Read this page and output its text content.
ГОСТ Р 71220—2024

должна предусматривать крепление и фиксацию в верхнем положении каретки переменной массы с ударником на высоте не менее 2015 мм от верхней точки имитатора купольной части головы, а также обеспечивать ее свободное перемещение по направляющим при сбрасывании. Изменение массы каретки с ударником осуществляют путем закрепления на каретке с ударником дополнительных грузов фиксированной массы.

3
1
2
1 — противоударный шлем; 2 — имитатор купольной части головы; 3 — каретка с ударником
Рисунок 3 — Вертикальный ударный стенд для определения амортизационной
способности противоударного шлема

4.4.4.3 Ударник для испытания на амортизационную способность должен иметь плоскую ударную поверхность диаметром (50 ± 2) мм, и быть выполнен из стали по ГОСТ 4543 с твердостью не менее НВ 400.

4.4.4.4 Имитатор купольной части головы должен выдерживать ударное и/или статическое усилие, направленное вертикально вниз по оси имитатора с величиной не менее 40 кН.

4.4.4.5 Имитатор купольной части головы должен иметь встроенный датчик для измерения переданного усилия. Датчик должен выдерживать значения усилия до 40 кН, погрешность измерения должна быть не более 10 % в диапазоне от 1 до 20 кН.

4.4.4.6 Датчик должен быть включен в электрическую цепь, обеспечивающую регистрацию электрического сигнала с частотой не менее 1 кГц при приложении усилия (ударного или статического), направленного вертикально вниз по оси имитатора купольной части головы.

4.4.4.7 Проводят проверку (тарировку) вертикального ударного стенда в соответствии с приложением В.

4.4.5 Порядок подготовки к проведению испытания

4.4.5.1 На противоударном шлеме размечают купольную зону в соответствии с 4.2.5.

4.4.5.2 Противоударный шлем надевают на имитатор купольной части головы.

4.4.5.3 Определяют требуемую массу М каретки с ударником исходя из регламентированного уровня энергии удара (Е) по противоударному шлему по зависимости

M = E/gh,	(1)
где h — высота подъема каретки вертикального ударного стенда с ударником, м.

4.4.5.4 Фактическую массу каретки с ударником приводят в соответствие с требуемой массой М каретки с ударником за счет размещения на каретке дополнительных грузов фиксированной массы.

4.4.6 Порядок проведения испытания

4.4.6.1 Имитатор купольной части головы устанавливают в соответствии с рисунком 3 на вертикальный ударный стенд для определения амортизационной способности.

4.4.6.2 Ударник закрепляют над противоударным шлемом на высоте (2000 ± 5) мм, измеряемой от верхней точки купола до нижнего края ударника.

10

+---+

> _Aim of the task_
Retype the records above exactly.

> _Final result_
Read this page and output its text content.
ГОСТ Р 71220—2024

должна предусматривать крепление и фиксацию в верхнем положении каретки переменной массы с ударником на высоте не менее 2015 мм от верхней точки имитатора купольной части головы, а также обеспечивать ее свободное перемещение по направляющим при сбрасывании. Изменение массы каретки с ударником осуществляют путем закрепления на каретке с ударником дополнительных грузов фиксированной массы.

3
1
2
1 — противоударный шлем; 2 — имитатор купольной части головы; 3 — каретка с ударником
Рисунок 3 — Вертикальный ударный стенд для определения амортизационной
способности противоударного шлема

4.4.4.3 Ударник для испытания на амортизационную способность должен иметь плоскую ударную поверхность диаметром (50 ± 2) мм, и быть выполнен из стали по ГОСТ 4543 с твердостью не менее НВ 400.

4.4.4.4 Имитатор купольной части головы должен выдерживать ударное и/или статическое усилие, направленное вертикально вниз по оси имитатора с величиной не менее 40 кН.

4.4.4.5 Имитатор купольной части головы должен иметь встроенный датчик для измерения переданного усилия. Датчик должен выдерживать значения усилия до 40 кН, погрешность измерения должна быть не более 10 % в диапазоне от 1 до 20 кН.

4.4.4.6 Датчик должен быть включен в электрическую цепь, обеспечивающую регистрацию электрического сигнала с частотой не менее 1 кГц при приложении усилия (ударного или статического), направленного вертикально вниз по оси имитатора купольной части головы.

4.4.4.7 Проводят проверку (тарировку) вертикального ударного стенда в соответствии с приложением В.

4.4.5 Порядок подготовки к проведению испытания

4.4.5.1 На противоударном шлеме размечают купольную зону в соответствии с 4.2.5.

4.4.5.2 Противоударный шлем надевают на имитатор купольной части головы.

4.4.5.3 Определяют требуемую массу М каретки с ударником исходя из регламентированного уровня энергии удара (Е) по противоударному шлему по зависимости

M = E/gh,	(1)
где h — высота подъема каретки вертикального ударного стенда с ударником, м.

4.4.5.4 Фактическую массу каретки с ударником приводят в соответствие с требуемой массой М каретки с ударником за счет размещения на каретке дополнительных грузов фиксированной массы.

4.4.6 Порядок проведения испытания

4.4.6.1 Имитатор купольной части головы устанавливают в соответствии с рисунком 3 на вертикальный ударный стенд для определения амортизационной способности.

4.4.6.2 Ударник закрепляют над противоударным шлемом на высоте (2000 ± 5) мм, измеряемой от верхней точки купола до нижнего края ударника.

10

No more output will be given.